To do:
Return every record below exactly as written, omitting any pictures.

Task inputs:
*-*-*

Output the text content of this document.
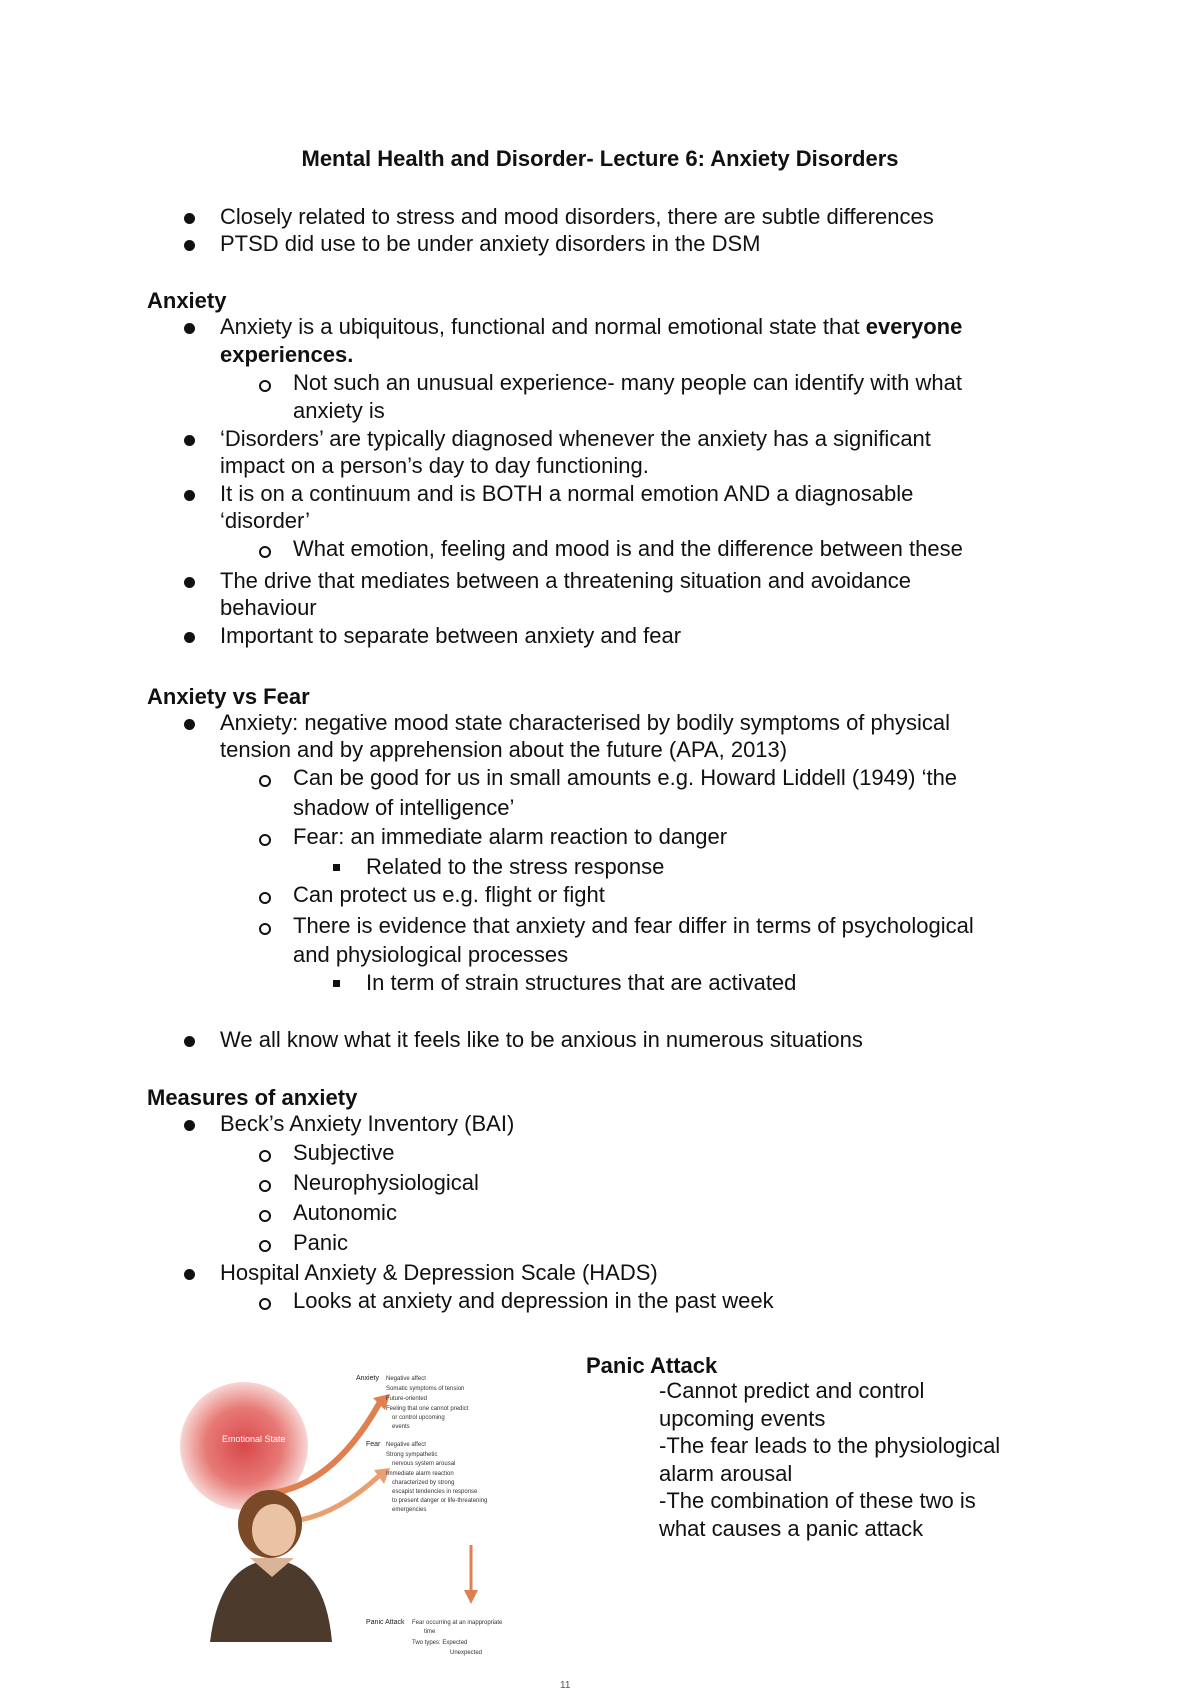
Mental Health and Disorder- Lecture 6: Anxiety Disorders
Closely related to stress and mood disorders, there are subtle differences
PTSD did use to be under anxiety disorders in the DSM
Anxiety
Anxiety is a ubiquitous, functional and normal emotional state that everyone
experiences.
Not such an unusual experience- many people can identify with what
anxiety is
‘Disorders’ are typically diagnosed whenever the anxiety has a significant
impact on a person’s day to day functioning.
It is on a continuum and is BOTH a normal emotion AND a diagnosable
‘disorder’
What emotion, feeling and mood is and the difference between these
The drive that mediates between a threatening situation and avoidance
behaviour
Important to separate between anxiety and fear
Anxiety vs Fear
Anxiety: negative mood state characterised by bodily symptoms of physical
tension and by apprehension about the future (APA, 2013)
Can be good for us in small amounts e.g. Howard Liddell (1949) ‘the
shadow of intelligence’
Fear: an immediate alarm reaction to danger
Related to the stress response
Can protect us e.g. flight or fight
There is evidence that anxiety and fear differ in terms of psychological
and physiological processes
In term of strain structures that are activated
We all know what it feels like to be anxious in numerous situations
Measures of anxiety
Beck’s Anxiety Inventory (BAI)
Subjective
Neurophysiological
Autonomic
Panic
Hospital Anxiety & Depression Scale (HADS)
Looks at anxiety and depression in the past week
Emotional State
Anxiety Negative affect
Somatic symptoms of tension
Future-oriented
Feeling that one cannot predict
or control upcoming
events
Fear Negative affect
Strong sympathetic
nervous system arousal
Immediate alarm reaction
characterized by strong
escapist tendencies in response
to present danger or life-threatening
emergencies
Panic Attack Fear occurring at an inappropriate
time
Two types: Expected
Unexpected
Panic Attack
-Cannot predict and control
upcoming events
-The fear leads to the physiological
alarm arousal
-The combination of these two is
what causes a panic attack
11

*-*-*

Correct response:
Output the text content of this document.
Mental Health and Disorder- Lecture 6: Anxiety Disorders
Closely related to stress and mood disorders, there are subtle differences
PTSD did use to be under anxiety disorders in the DSM
Anxiety
Anxiety is a ubiquitous, functional and normal emotional state that everyone
experiences.
Not such an unusual experience- many people can identify with what
anxiety is
‘Disorders’ are typically diagnosed whenever the anxiety has a significant
impact on a person’s day to day functioning.
It is on a continuum and is BOTH a normal emotion AND a diagnosable
‘disorder’
What emotion, feeling and mood is and the difference between these
The drive that mediates between a threatening situation and avoidance
behaviour
Important to separate between anxiety and fear
Anxiety vs Fear
Anxiety: negative mood state characterised by bodily symptoms of physical
tension and by apprehension about the future (APA, 2013)
Can be good for us in small amounts e.g. Howard Liddell (1949) ‘the
shadow of intelligence’
Fear: an immediate alarm reaction to danger
Related to the stress response
Can protect us e.g. flight or fight
There is evidence that anxiety and fear differ in terms of psychological
and physiological processes
In term of strain structures that are activated
We all know what it feels like to be anxious in numerous situations
Measures of anxiety
Beck’s Anxiety Inventory (BAI)
Subjective
Neurophysiological
Autonomic
Panic
Hospital Anxiety & Depression Scale (HADS)
Looks at anxiety and depression in the past week
Emotional State
Anxiety Negative affect
Somatic symptoms of tension
Future-oriented
Feeling that one cannot predict
or control upcoming
events
Fear Negative affect
Strong sympathetic
nervous system arousal
Immediate alarm reaction
characterized by strong
escapist tendencies in response
to present danger or life-threatening
emergencies
Panic Attack Fear occurring at an inappropriate
time
Two types: Expected
Unexpected
Panic Attack
-Cannot predict and control
upcoming events
-The fear leads to the physiological
alarm arousal
-The combination of these two is
what causes a panic attack
11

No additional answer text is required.